*Exercise goal*. Collect all lines below with the string "this".

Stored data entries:
########
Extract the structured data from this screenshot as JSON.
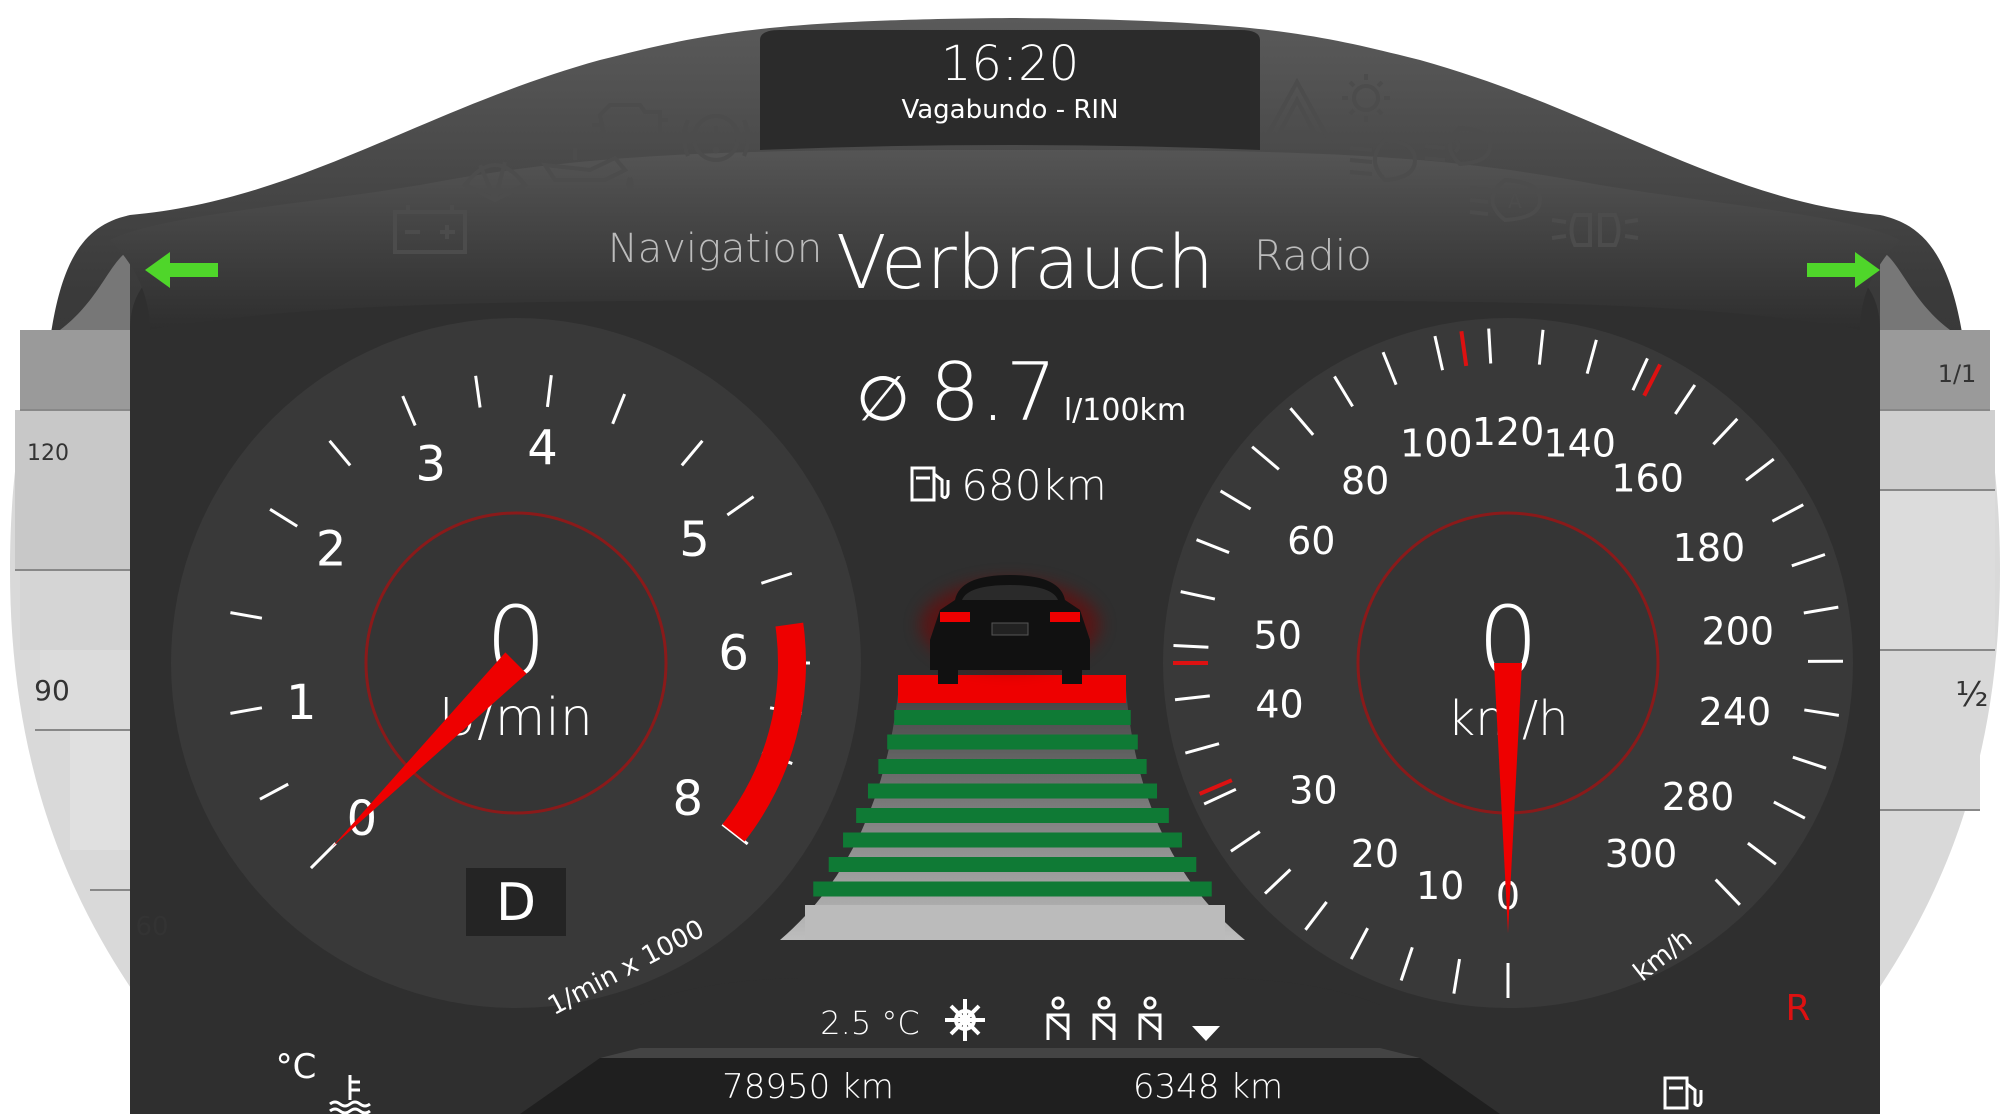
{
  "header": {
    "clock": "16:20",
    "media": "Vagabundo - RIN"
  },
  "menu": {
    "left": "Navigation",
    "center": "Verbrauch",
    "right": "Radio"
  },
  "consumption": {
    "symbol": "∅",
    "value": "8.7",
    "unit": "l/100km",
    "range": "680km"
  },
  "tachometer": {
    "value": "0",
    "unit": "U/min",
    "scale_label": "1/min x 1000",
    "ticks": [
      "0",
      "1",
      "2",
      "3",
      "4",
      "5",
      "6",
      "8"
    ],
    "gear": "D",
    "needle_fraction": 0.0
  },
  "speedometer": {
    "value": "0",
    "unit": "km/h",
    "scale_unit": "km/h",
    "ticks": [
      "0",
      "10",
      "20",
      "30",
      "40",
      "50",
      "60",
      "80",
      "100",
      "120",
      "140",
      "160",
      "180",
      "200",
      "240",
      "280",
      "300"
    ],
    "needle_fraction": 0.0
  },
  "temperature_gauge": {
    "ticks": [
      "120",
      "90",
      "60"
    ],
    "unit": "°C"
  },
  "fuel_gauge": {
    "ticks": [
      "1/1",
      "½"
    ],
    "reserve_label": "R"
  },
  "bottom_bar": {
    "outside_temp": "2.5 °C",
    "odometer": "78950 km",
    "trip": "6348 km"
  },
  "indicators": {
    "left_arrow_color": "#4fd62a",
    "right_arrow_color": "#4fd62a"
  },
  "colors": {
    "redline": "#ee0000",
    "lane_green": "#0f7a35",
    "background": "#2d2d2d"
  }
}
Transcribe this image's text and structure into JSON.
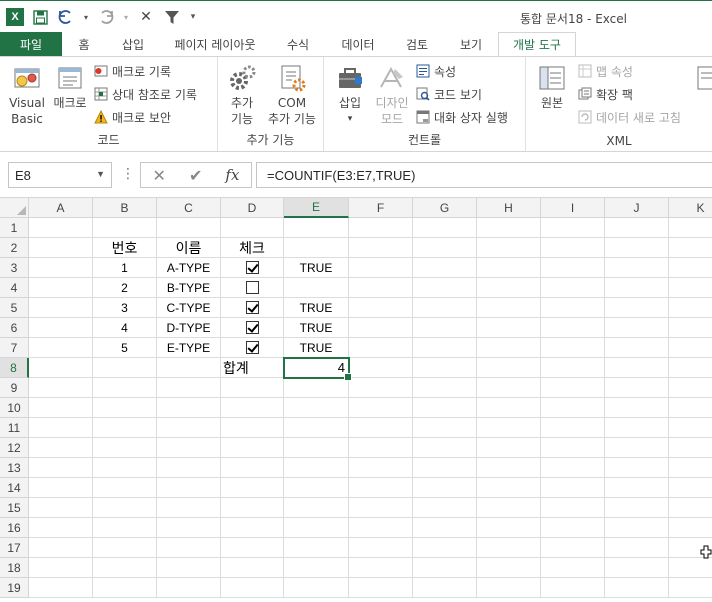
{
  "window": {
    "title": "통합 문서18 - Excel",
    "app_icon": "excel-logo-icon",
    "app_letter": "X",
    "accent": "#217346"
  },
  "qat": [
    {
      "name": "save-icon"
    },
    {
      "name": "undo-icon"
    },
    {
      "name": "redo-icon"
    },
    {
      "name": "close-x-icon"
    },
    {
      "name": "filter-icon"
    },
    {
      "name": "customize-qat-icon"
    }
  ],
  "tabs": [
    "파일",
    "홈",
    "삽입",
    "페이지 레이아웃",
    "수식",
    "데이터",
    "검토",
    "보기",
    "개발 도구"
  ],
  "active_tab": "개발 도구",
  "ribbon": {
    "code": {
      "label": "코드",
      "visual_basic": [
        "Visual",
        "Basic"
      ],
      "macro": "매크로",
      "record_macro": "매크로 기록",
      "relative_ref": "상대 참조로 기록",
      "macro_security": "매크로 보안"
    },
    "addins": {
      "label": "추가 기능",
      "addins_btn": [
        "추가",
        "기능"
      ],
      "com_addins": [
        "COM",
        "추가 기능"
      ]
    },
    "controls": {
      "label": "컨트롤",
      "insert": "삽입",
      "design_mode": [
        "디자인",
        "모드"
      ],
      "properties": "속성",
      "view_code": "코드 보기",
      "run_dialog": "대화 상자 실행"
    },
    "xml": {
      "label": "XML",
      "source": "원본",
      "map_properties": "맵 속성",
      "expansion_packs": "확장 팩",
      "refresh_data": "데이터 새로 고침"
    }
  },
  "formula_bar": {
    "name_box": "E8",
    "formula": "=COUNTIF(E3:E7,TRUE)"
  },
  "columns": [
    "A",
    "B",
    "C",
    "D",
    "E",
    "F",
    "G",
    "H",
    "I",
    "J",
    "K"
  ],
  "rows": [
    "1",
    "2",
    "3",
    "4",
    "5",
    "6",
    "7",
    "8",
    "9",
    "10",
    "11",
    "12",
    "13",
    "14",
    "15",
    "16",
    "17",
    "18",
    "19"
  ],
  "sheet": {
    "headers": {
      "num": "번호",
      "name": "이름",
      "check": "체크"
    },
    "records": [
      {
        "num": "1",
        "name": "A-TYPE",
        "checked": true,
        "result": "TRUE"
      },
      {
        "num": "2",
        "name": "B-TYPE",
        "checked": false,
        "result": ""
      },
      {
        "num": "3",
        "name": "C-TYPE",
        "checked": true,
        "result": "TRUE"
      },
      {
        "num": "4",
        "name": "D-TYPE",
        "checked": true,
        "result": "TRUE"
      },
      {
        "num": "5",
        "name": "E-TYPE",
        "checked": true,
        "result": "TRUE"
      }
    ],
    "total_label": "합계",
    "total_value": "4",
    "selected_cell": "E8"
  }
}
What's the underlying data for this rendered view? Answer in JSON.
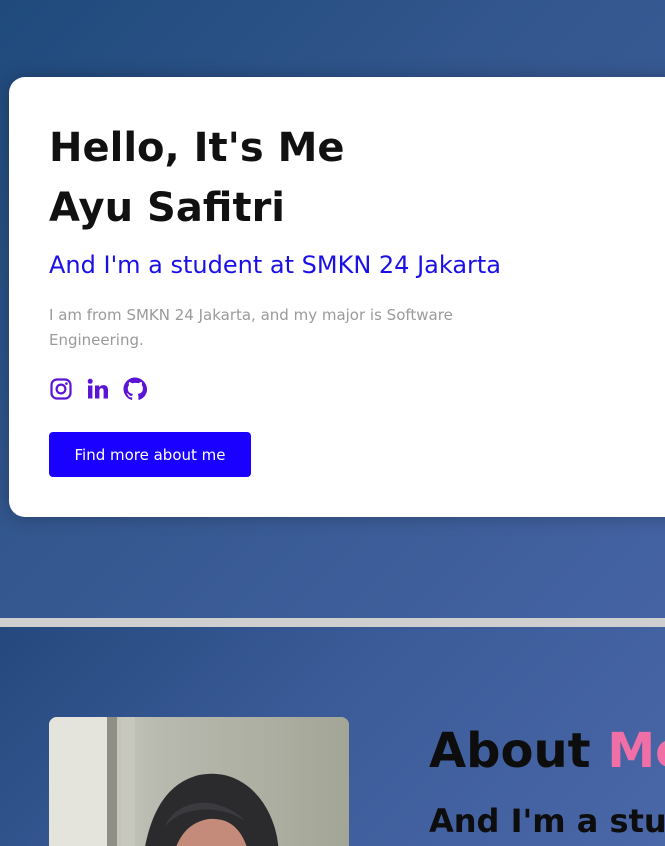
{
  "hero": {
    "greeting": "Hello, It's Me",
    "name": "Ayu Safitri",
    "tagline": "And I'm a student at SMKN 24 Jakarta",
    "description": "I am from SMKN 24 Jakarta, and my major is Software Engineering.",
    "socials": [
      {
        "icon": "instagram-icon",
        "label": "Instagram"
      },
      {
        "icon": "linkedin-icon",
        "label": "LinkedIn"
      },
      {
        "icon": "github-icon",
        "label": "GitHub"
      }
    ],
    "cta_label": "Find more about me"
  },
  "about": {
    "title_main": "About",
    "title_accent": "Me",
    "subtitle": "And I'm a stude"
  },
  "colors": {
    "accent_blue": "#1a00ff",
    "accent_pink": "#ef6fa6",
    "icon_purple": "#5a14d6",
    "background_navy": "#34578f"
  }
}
########
*Solved problem*.
Extract the structured data from this screenshot as JSON.
Transcribe this image's text and structure into JSON.
What's the underlying data for this rendered view? Answer in JSON.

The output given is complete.